• [What the task asks]:
Write out the material exactly, without any of its pictures.

• [Stored entries]:
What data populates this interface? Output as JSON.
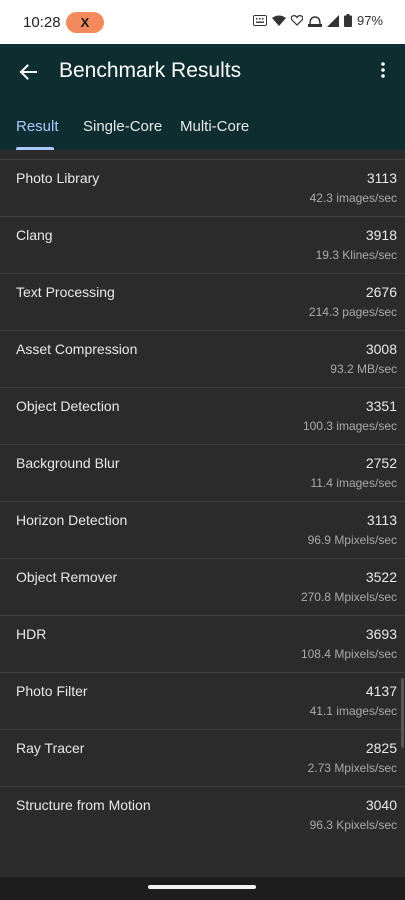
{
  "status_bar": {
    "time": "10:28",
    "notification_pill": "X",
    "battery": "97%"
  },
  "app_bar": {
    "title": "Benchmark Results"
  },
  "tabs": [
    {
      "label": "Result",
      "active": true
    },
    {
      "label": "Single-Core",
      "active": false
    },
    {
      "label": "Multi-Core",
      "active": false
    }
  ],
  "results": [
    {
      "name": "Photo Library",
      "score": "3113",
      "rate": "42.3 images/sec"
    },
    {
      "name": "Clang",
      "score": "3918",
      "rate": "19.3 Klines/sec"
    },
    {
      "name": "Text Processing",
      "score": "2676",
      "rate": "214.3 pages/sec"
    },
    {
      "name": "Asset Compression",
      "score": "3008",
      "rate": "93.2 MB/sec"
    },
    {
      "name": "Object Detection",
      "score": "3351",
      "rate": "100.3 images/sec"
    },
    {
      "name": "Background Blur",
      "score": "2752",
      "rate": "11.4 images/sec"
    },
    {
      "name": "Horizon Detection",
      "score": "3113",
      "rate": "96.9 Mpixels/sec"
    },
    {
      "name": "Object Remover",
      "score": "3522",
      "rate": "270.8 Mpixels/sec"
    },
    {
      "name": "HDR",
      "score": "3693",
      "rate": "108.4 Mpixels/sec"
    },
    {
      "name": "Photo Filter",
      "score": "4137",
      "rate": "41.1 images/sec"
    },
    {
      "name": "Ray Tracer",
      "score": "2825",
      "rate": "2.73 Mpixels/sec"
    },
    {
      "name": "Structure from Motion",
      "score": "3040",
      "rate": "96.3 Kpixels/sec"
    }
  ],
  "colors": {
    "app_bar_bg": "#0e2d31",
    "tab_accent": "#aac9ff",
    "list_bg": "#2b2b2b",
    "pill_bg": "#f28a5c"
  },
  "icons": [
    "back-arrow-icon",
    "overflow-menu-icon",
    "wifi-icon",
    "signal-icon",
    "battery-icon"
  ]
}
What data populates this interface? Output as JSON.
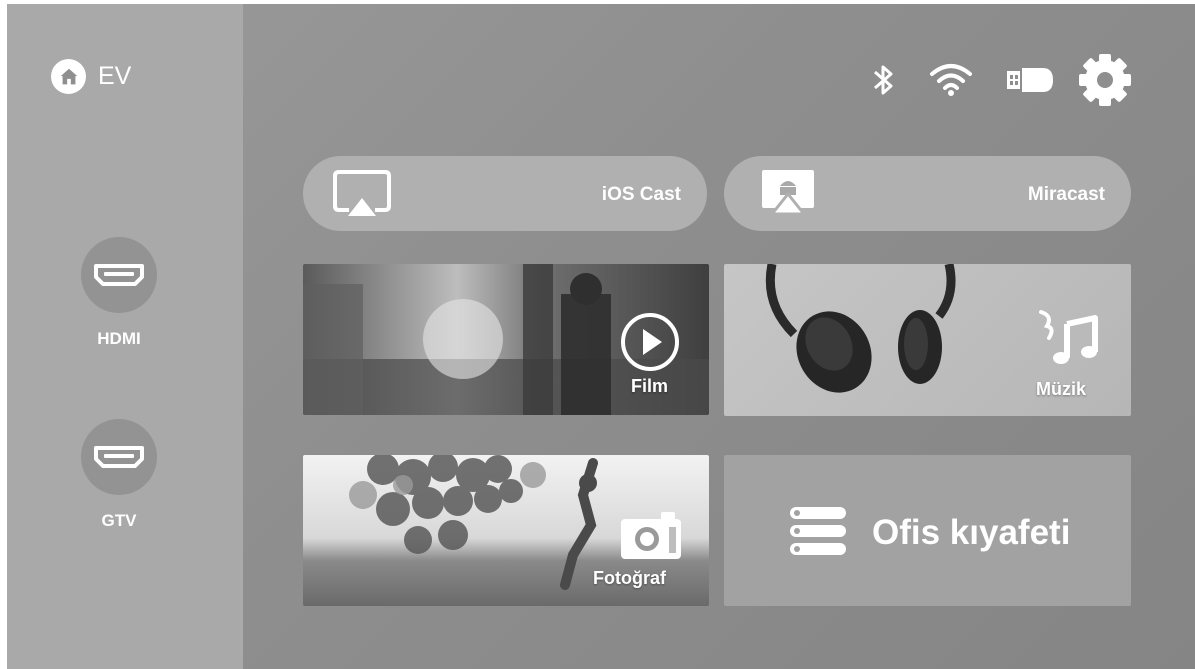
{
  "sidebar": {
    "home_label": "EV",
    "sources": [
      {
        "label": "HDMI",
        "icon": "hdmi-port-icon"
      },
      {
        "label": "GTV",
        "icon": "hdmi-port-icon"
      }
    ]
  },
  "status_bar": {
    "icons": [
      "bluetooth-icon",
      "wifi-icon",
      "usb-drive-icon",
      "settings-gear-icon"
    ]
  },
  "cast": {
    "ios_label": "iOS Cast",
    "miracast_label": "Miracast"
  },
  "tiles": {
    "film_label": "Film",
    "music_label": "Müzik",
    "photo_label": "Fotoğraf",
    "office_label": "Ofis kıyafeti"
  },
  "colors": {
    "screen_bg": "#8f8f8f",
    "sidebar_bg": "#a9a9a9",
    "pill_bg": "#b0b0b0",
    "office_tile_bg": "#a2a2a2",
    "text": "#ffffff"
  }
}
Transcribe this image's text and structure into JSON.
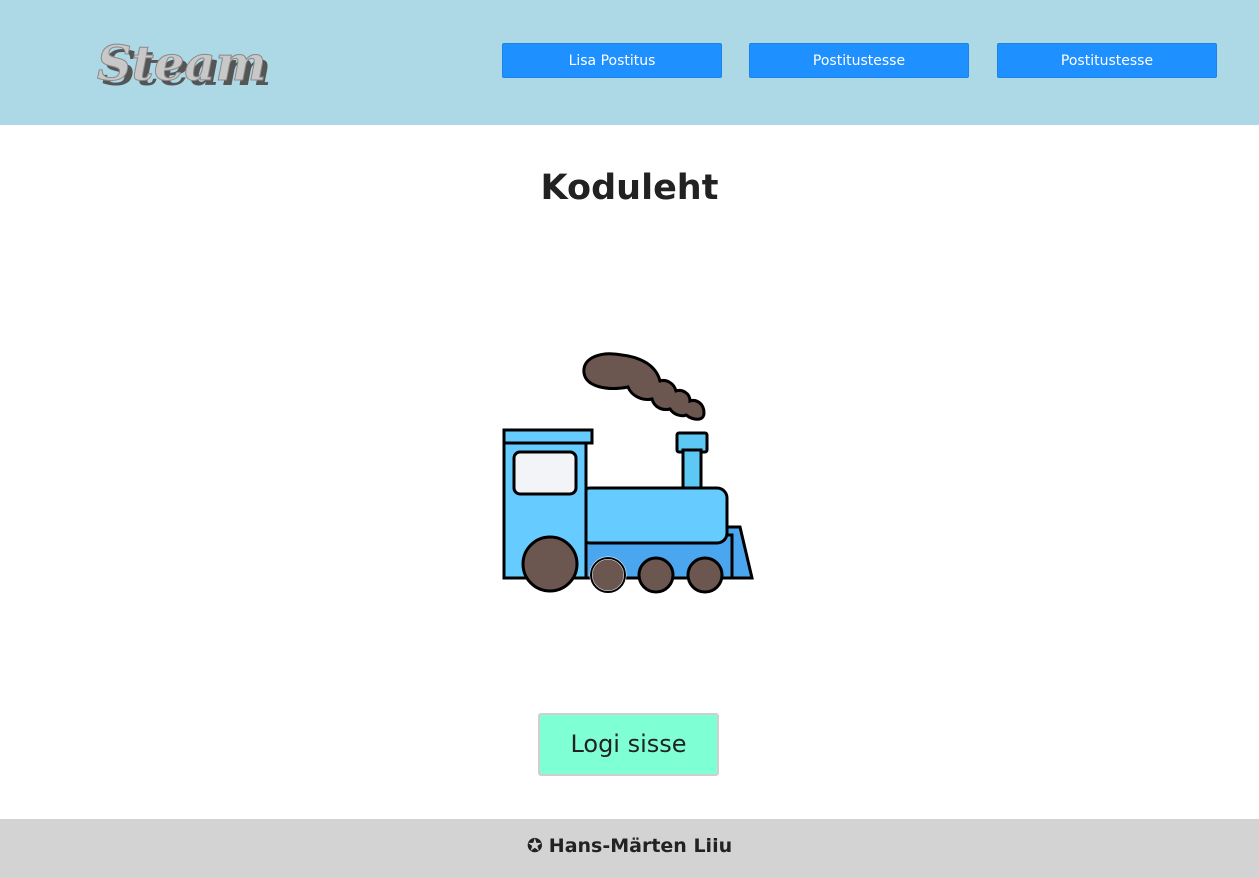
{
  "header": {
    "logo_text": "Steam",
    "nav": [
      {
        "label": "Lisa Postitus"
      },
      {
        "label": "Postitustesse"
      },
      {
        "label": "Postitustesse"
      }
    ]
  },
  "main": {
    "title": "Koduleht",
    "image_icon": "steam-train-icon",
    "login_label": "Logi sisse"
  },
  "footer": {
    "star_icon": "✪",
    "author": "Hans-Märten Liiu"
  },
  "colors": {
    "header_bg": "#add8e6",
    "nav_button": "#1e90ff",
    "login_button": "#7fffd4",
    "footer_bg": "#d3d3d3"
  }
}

• [Full output]:
What data populates this interface? Output as JSON.
{
  "status_bar": {
    "time": "10:28",
    "notification_pill": "X",
    "battery": "97%"
  },
  "app_bar": {
    "title": "Benchmark Results"
  },
  "tabs": [
    {
      "label": "Result",
      "active": true
    },
    {
      "label": "Single-Core",
      "active": false
    },
    {
      "label": "Multi-Core",
      "active": false
    }
  ],
  "results": [
    {
      "name": "Photo Library",
      "score": "3113",
      "rate": "42.3 images/sec"
    },
    {
      "name": "Clang",
      "score": "3918",
      "rate": "19.3 Klines/sec"
    },
    {
      "name": "Text Processing",
      "score": "2676",
      "rate": "214.3 pages/sec"
    },
    {
      "name": "Asset Compression",
      "score": "3008",
      "rate": "93.2 MB/sec"
    },
    {
      "name": "Object Detection",
      "score": "3351",
      "rate": "100.3 images/sec"
    },
    {
      "name": "Background Blur",
      "score": "2752",
      "rate": "11.4 images/sec"
    },
    {
      "name": "Horizon Detection",
      "score": "3113",
      "rate": "96.9 Mpixels/sec"
    },
    {
      "name": "Object Remover",
      "score": "3522",
      "rate": "270.8 Mpixels/sec"
    },
    {
      "name": "HDR",
      "score": "3693",
      "rate": "108.4 Mpixels/sec"
    },
    {
      "name": "Photo Filter",
      "score": "4137",
      "rate": "41.1 images/sec"
    },
    {
      "name": "Ray Tracer",
      "score": "2825",
      "rate": "2.73 Mpixels/sec"
    },
    {
      "name": "Structure from Motion",
      "score": "3040",
      "rate": "96.3 Kpixels/sec"
    }
  ],
  "colors": {
    "app_bar_bg": "#0e2d31",
    "tab_accent": "#aac9ff",
    "list_bg": "#2b2b2b",
    "pill_bg": "#f28a5c"
  },
  "icons": [
    "back-arrow-icon",
    "overflow-menu-icon",
    "wifi-icon",
    "signal-icon",
    "battery-icon"
  ]
}
What data populates this interface? Output as JSON.
{
  "sidebar": {
    "home_label": "EV",
    "sources": [
      {
        "label": "HDMI",
        "icon": "hdmi-port-icon"
      },
      {
        "label": "GTV",
        "icon": "hdmi-port-icon"
      }
    ]
  },
  "status_bar": {
    "icons": [
      "bluetooth-icon",
      "wifi-icon",
      "usb-drive-icon",
      "settings-gear-icon"
    ]
  },
  "cast": {
    "ios_label": "iOS Cast",
    "miracast_label": "Miracast"
  },
  "tiles": {
    "film_label": "Film",
    "music_label": "Müzik",
    "photo_label": "Fotoğraf",
    "office_label": "Ofis kıyafeti"
  },
  "colors": {
    "screen_bg": "#8f8f8f",
    "sidebar_bg": "#a9a9a9",
    "pill_bg": "#b0b0b0",
    "office_tile_bg": "#a2a2a2",
    "text": "#ffffff"
  }
}
Transcribe this image's text and structure into JSON.
{
  "header": {
    "logo_text": "Steam",
    "nav": [
      {
        "label": "Lisa Postitus"
      },
      {
        "label": "Postitustesse"
      },
      {
        "label": "Postitustesse"
      }
    ]
  },
  "main": {
    "title": "Koduleht",
    "image_icon": "steam-train-icon",
    "login_label": "Logi sisse"
  },
  "footer": {
    "star_icon": "✪",
    "author": "Hans-Märten Liiu"
  },
  "colors": {
    "header_bg": "#add8e6",
    "nav_button": "#1e90ff",
    "login_button": "#7fffd4",
    "footer_bg": "#d3d3d3"
  }
}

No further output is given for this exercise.